--- BEGIN RECORDED INFORMATION ---

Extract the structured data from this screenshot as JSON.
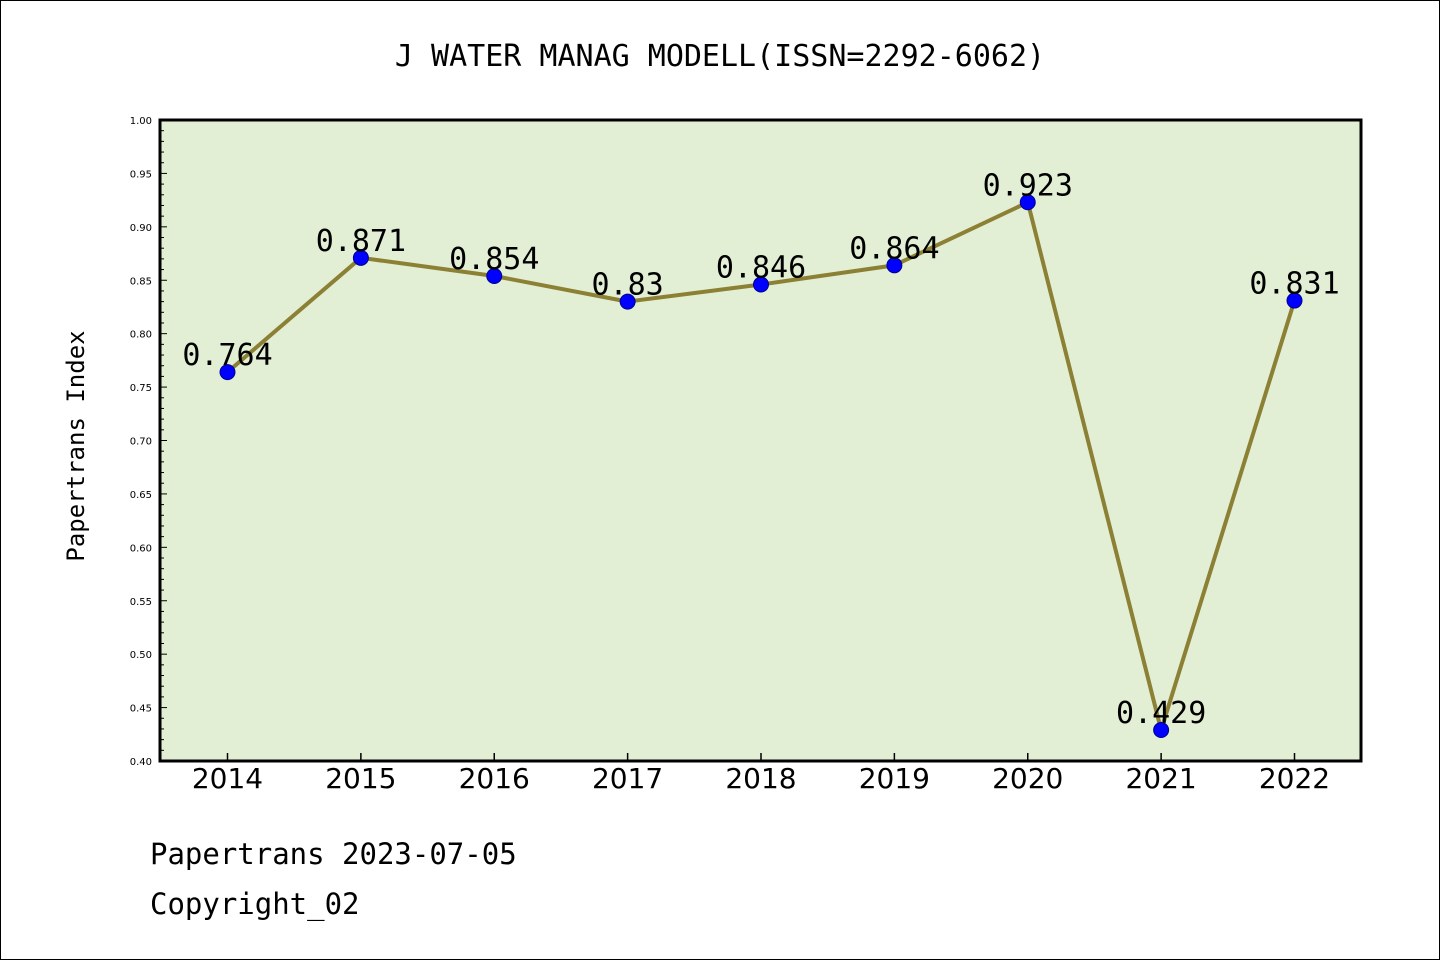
{
  "footer": {
    "line1": "Papertrans 2023-07-05",
    "line2": "Copyright_02"
  },
  "chart_data": {
    "type": "line",
    "title": "J WATER MANAG MODELL(ISSN=2292-6062)",
    "xlabel": "",
    "ylabel": "Papertrans Index",
    "categories": [
      "2014",
      "2015",
      "2016",
      "2017",
      "2018",
      "2019",
      "2020",
      "2021",
      "2022"
    ],
    "values": [
      0.764,
      0.871,
      0.854,
      0.83,
      0.846,
      0.864,
      0.923,
      0.429,
      0.831
    ],
    "data_labels": [
      "0.764",
      "0.871",
      "0.854",
      "0.83",
      "0.846",
      "0.864",
      "0.923",
      "0.429",
      "0.831"
    ],
    "ylim": [
      0.4,
      1.0
    ],
    "yticks": [
      "0.40",
      "0.45",
      "0.50",
      "0.55",
      "0.60",
      "0.65",
      "0.70",
      "0.75",
      "0.80",
      "0.85",
      "0.90",
      "0.95",
      "1.00"
    ],
    "grid": false,
    "colors": {
      "plot_background": "#e2efd5",
      "line": "#8c8034",
      "marker": "#0000ff"
    }
  }
}
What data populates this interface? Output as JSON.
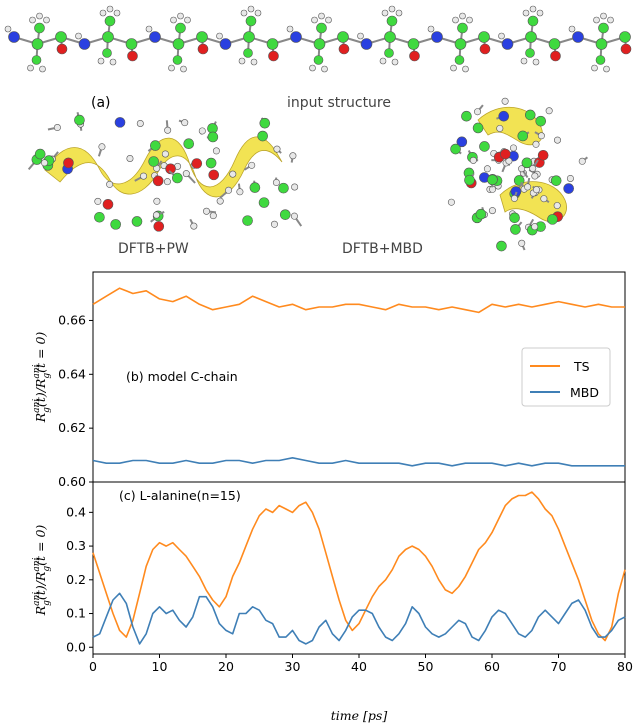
{
  "top": {
    "panel_tag": "(a)",
    "input_label": "input structure",
    "left_label": "DFTB+PW",
    "right_label": "DFTB+MBD"
  },
  "colors": {
    "carbon": "#3fd93f",
    "oxygen": "#e02020",
    "nitrogen": "#2a40e0",
    "hydrogen": "#e8e8e8",
    "helix": "#f2e24a",
    "ts": "#ff8a1e",
    "mbd": "#3f7fb6"
  },
  "chart_data": [
    {
      "type": "line",
      "annotation": "(b) model C-chain",
      "ylabel_html": "R_g^ani(t)/R_g^ani(t=0)",
      "ylim": [
        0.6,
        0.678
      ],
      "yticks": [
        0.6,
        0.62,
        0.64,
        0.66
      ],
      "ytick_labels": [
        "0.60",
        "0.62",
        "0.64",
        "0.66"
      ],
      "xlim": [
        0,
        80
      ],
      "legend": {
        "position": "center-right",
        "entries": [
          "TS",
          "MBD"
        ]
      },
      "series": [
        {
          "name": "TS",
          "color": "#ff8a1e",
          "x": [
            0,
            2,
            4,
            6,
            8,
            10,
            12,
            14,
            16,
            18,
            20,
            22,
            24,
            26,
            28,
            30,
            32,
            34,
            36,
            38,
            40,
            42,
            44,
            46,
            48,
            50,
            52,
            54,
            56,
            58,
            60,
            62,
            64,
            66,
            68,
            70,
            72,
            74,
            76,
            78,
            80
          ],
          "y": [
            0.666,
            0.669,
            0.672,
            0.67,
            0.671,
            0.668,
            0.667,
            0.669,
            0.666,
            0.664,
            0.665,
            0.666,
            0.669,
            0.667,
            0.665,
            0.666,
            0.664,
            0.665,
            0.665,
            0.666,
            0.666,
            0.665,
            0.664,
            0.666,
            0.665,
            0.665,
            0.664,
            0.665,
            0.664,
            0.663,
            0.666,
            0.665,
            0.666,
            0.665,
            0.666,
            0.667,
            0.666,
            0.665,
            0.666,
            0.665,
            0.665
          ]
        },
        {
          "name": "MBD",
          "color": "#3f7fb6",
          "x": [
            0,
            2,
            4,
            6,
            8,
            10,
            12,
            14,
            16,
            18,
            20,
            22,
            24,
            26,
            28,
            30,
            32,
            34,
            36,
            38,
            40,
            42,
            44,
            46,
            48,
            50,
            52,
            54,
            56,
            58,
            60,
            62,
            64,
            66,
            68,
            70,
            72,
            74,
            76,
            78,
            80
          ],
          "y": [
            0.608,
            0.607,
            0.607,
            0.608,
            0.608,
            0.607,
            0.607,
            0.608,
            0.607,
            0.607,
            0.608,
            0.608,
            0.607,
            0.608,
            0.608,
            0.609,
            0.608,
            0.607,
            0.607,
            0.608,
            0.607,
            0.607,
            0.607,
            0.607,
            0.606,
            0.607,
            0.607,
            0.606,
            0.607,
            0.607,
            0.607,
            0.606,
            0.607,
            0.606,
            0.607,
            0.607,
            0.606,
            0.606,
            0.606,
            0.606,
            0.606
          ]
        }
      ]
    },
    {
      "type": "line",
      "annotation": "(c) L-alanine(n=15)",
      "ylabel_html": "R_g^ani(t)/R_g^ani(t=0)",
      "ylim": [
        -0.02,
        0.49
      ],
      "yticks": [
        0.0,
        0.1,
        0.2,
        0.3,
        0.4
      ],
      "ytick_labels": [
        "0.0",
        "0.1",
        "0.2",
        "0.3",
        "0.4"
      ],
      "xlim": [
        0,
        80
      ],
      "xticks": [
        0,
        10,
        20,
        30,
        40,
        50,
        60,
        70,
        80
      ],
      "xtick_labels": [
        "0",
        "10",
        "20",
        "30",
        "40",
        "50",
        "60",
        "70",
        "80"
      ],
      "xlabel": "time [ps]",
      "series": [
        {
          "name": "TS",
          "color": "#ff8a1e",
          "x": [
            0,
            1,
            2,
            3,
            4,
            5,
            6,
            7,
            8,
            9,
            10,
            11,
            12,
            13,
            14,
            15,
            16,
            17,
            18,
            19,
            20,
            21,
            22,
            23,
            24,
            25,
            26,
            27,
            28,
            29,
            30,
            31,
            32,
            33,
            34,
            35,
            36,
            37,
            38,
            39,
            40,
            41,
            42,
            43,
            44,
            45,
            46,
            47,
            48,
            49,
            50,
            51,
            52,
            53,
            54,
            55,
            56,
            57,
            58,
            59,
            60,
            61,
            62,
            63,
            64,
            65,
            66,
            67,
            68,
            69,
            70,
            71,
            72,
            73,
            74,
            75,
            76,
            77,
            78,
            79,
            80
          ],
          "y": [
            0.28,
            0.22,
            0.16,
            0.1,
            0.05,
            0.03,
            0.08,
            0.16,
            0.24,
            0.29,
            0.31,
            0.3,
            0.31,
            0.29,
            0.27,
            0.24,
            0.21,
            0.17,
            0.14,
            0.12,
            0.15,
            0.21,
            0.25,
            0.3,
            0.35,
            0.39,
            0.41,
            0.4,
            0.42,
            0.41,
            0.4,
            0.42,
            0.43,
            0.4,
            0.35,
            0.28,
            0.21,
            0.14,
            0.08,
            0.05,
            0.07,
            0.11,
            0.15,
            0.18,
            0.2,
            0.23,
            0.27,
            0.29,
            0.3,
            0.29,
            0.27,
            0.24,
            0.2,
            0.17,
            0.16,
            0.18,
            0.21,
            0.25,
            0.29,
            0.31,
            0.34,
            0.38,
            0.42,
            0.44,
            0.45,
            0.45,
            0.46,
            0.44,
            0.41,
            0.39,
            0.35,
            0.3,
            0.25,
            0.2,
            0.14,
            0.08,
            0.04,
            0.02,
            0.06,
            0.16,
            0.23
          ]
        },
        {
          "name": "MBD",
          "color": "#3f7fb6",
          "x": [
            0,
            1,
            2,
            3,
            4,
            5,
            6,
            7,
            8,
            9,
            10,
            11,
            12,
            13,
            14,
            15,
            16,
            17,
            18,
            19,
            20,
            21,
            22,
            23,
            24,
            25,
            26,
            27,
            28,
            29,
            30,
            31,
            32,
            33,
            34,
            35,
            36,
            37,
            38,
            39,
            40,
            41,
            42,
            43,
            44,
            45,
            46,
            47,
            48,
            49,
            50,
            51,
            52,
            53,
            54,
            55,
            56,
            57,
            58,
            59,
            60,
            61,
            62,
            63,
            64,
            65,
            66,
            67,
            68,
            69,
            70,
            71,
            72,
            73,
            74,
            75,
            76,
            77,
            78,
            79,
            80
          ],
          "y": [
            0.03,
            0.04,
            0.09,
            0.14,
            0.16,
            0.13,
            0.06,
            0.01,
            0.04,
            0.1,
            0.12,
            0.1,
            0.11,
            0.08,
            0.06,
            0.09,
            0.15,
            0.15,
            0.12,
            0.07,
            0.05,
            0.04,
            0.1,
            0.1,
            0.12,
            0.11,
            0.08,
            0.07,
            0.03,
            0.03,
            0.05,
            0.02,
            0.01,
            0.02,
            0.06,
            0.08,
            0.04,
            0.02,
            0.05,
            0.09,
            0.11,
            0.11,
            0.1,
            0.06,
            0.03,
            0.02,
            0.04,
            0.07,
            0.12,
            0.1,
            0.06,
            0.04,
            0.03,
            0.04,
            0.06,
            0.08,
            0.07,
            0.03,
            0.02,
            0.05,
            0.09,
            0.11,
            0.1,
            0.07,
            0.04,
            0.03,
            0.05,
            0.09,
            0.11,
            0.09,
            0.07,
            0.1,
            0.13,
            0.14,
            0.11,
            0.06,
            0.03,
            0.03,
            0.05,
            0.08,
            0.09
          ]
        }
      ]
    }
  ]
}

--- END RECORDED INFORMATION ---

EXERCISE DETAILS –
State the number of lines that contain the string "Papertrans", with no other words.

OUTPUT OF THE EXERCISE –
2